> WORK REQUIRED:
Your answer should be a single number: the count of lines holding the word "ylabel".

* BEGIN SOURCE DATA *

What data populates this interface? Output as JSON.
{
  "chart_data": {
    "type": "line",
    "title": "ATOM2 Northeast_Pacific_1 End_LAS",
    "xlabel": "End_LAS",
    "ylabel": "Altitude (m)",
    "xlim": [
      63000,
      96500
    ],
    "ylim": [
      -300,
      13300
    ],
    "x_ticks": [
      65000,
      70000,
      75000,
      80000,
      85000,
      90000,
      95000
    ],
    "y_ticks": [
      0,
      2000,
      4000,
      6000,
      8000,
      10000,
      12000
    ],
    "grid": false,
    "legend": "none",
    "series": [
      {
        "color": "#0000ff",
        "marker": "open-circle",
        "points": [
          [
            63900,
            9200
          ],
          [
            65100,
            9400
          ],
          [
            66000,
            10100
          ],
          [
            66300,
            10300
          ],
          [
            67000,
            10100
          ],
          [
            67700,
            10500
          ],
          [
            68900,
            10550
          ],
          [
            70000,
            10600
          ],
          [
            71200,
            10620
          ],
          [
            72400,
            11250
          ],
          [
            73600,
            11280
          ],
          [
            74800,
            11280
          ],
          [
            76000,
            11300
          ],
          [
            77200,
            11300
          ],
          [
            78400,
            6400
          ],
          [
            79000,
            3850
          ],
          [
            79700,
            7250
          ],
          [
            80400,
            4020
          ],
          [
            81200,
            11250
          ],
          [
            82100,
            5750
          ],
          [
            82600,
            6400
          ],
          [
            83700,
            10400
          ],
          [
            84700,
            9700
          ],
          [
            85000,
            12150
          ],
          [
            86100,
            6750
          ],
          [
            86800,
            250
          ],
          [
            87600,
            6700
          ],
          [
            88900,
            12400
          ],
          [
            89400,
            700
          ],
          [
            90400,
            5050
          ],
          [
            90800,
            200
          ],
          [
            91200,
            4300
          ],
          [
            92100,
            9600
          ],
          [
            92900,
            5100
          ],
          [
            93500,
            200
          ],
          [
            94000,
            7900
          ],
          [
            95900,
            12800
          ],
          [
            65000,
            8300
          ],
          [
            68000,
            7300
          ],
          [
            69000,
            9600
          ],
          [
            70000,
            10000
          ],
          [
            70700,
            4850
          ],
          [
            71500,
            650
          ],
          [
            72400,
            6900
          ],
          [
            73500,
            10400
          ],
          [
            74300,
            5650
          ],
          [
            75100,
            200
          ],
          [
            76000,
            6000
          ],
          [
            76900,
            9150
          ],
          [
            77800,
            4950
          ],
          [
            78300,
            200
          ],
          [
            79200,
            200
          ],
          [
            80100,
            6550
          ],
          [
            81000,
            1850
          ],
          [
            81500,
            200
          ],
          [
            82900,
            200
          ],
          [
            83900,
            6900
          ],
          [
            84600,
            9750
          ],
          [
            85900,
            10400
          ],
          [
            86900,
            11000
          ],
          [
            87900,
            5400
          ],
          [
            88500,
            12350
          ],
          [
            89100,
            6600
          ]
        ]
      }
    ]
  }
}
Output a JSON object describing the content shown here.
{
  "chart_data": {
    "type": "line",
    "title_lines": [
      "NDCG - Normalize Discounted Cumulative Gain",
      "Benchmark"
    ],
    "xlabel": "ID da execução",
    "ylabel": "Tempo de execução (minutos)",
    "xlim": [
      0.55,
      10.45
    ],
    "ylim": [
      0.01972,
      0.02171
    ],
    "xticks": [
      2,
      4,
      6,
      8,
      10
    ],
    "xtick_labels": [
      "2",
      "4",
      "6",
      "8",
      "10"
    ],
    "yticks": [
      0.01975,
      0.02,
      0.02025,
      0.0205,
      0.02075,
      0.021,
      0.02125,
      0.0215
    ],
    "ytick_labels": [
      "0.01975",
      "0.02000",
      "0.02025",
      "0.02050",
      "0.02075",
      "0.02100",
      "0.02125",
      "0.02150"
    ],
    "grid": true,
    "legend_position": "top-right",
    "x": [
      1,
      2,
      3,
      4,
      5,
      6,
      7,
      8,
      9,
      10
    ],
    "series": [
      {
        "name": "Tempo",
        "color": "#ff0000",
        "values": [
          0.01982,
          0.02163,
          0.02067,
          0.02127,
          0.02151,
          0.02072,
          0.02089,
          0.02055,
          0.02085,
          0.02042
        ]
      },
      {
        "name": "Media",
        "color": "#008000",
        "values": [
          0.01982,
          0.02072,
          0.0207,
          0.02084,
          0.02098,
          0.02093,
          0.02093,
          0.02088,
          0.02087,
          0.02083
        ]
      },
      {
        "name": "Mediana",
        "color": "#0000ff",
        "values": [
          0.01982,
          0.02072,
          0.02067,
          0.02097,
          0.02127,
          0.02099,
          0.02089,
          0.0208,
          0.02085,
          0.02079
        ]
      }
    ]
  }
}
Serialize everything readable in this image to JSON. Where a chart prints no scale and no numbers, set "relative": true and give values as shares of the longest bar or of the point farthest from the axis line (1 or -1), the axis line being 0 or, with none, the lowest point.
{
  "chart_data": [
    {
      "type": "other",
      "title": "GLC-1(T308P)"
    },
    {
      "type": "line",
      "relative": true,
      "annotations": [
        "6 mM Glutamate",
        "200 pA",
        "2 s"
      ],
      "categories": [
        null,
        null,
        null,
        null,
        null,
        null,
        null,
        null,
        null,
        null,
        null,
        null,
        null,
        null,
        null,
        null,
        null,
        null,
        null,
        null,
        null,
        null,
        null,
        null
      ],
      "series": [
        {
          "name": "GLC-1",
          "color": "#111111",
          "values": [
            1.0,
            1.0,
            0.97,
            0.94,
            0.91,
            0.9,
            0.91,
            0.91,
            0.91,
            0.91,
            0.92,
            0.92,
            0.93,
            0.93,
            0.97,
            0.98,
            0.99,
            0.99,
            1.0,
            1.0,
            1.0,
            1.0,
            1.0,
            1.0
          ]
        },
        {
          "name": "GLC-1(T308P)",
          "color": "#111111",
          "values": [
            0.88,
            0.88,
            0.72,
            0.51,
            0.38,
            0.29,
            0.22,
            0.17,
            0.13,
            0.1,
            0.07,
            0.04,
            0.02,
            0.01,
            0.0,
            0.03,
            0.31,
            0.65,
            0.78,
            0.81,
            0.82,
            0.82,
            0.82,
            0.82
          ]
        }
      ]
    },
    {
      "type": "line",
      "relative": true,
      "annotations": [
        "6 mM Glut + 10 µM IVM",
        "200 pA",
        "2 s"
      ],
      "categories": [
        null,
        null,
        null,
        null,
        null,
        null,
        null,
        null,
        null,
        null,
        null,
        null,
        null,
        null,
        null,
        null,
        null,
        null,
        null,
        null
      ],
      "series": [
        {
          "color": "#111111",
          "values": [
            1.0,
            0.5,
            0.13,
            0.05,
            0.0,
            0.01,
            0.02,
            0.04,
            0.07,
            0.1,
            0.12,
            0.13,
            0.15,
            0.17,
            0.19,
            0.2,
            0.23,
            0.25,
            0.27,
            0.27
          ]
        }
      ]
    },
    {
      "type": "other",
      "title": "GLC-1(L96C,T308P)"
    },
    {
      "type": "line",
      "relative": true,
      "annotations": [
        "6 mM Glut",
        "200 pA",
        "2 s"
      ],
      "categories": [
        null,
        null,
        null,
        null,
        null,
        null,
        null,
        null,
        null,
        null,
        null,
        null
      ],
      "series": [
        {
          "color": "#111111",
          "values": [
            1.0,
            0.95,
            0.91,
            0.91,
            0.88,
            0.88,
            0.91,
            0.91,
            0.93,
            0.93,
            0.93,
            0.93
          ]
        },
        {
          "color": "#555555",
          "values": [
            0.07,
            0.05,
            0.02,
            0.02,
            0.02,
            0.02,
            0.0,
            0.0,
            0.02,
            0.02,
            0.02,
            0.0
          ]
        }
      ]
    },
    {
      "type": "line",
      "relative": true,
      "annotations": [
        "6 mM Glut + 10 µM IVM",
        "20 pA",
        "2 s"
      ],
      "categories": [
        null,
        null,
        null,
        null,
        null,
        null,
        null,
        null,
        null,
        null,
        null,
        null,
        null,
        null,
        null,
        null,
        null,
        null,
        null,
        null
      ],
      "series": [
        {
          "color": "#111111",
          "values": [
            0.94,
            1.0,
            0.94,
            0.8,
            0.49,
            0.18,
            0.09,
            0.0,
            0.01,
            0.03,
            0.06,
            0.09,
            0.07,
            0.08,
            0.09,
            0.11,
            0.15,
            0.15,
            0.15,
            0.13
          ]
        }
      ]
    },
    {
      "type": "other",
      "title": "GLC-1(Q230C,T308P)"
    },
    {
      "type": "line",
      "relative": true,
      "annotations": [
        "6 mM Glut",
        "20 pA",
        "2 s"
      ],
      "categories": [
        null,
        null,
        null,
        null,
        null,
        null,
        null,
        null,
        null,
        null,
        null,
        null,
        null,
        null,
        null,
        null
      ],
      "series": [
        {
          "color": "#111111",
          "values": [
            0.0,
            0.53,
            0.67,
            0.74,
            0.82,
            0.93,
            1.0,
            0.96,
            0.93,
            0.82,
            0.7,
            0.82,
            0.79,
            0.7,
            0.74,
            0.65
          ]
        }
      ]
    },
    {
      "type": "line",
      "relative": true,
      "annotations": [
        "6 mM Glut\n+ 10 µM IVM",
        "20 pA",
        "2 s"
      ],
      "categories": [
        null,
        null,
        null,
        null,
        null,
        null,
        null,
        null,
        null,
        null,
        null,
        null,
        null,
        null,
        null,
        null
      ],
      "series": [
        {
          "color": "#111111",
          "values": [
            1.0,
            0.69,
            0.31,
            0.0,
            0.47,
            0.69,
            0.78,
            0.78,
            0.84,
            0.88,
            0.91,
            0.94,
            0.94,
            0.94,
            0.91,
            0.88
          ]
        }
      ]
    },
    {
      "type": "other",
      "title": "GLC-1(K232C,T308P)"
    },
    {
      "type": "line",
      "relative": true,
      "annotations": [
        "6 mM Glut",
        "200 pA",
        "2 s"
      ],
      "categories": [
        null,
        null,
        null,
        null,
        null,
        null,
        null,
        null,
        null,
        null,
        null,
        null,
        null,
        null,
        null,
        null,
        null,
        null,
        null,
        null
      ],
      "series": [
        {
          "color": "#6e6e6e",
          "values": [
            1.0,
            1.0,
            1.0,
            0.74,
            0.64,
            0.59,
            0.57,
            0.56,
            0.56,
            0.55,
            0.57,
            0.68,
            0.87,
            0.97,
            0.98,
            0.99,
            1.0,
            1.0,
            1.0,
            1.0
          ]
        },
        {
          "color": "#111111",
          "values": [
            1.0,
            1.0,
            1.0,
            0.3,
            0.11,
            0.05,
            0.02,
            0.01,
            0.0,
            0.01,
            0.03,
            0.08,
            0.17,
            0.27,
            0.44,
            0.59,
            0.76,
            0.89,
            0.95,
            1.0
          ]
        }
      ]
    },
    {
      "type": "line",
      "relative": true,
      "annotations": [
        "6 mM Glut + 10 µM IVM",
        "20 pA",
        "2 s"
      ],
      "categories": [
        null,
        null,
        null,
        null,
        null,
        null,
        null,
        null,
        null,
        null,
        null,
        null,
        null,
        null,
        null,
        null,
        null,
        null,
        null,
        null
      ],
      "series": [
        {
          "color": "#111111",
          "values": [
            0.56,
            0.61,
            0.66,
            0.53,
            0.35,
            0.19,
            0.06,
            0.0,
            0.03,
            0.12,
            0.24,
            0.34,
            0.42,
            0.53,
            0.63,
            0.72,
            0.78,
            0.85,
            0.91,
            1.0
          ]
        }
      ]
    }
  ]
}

* END SOURCE DATA *

> FINISHED ANSWER:
2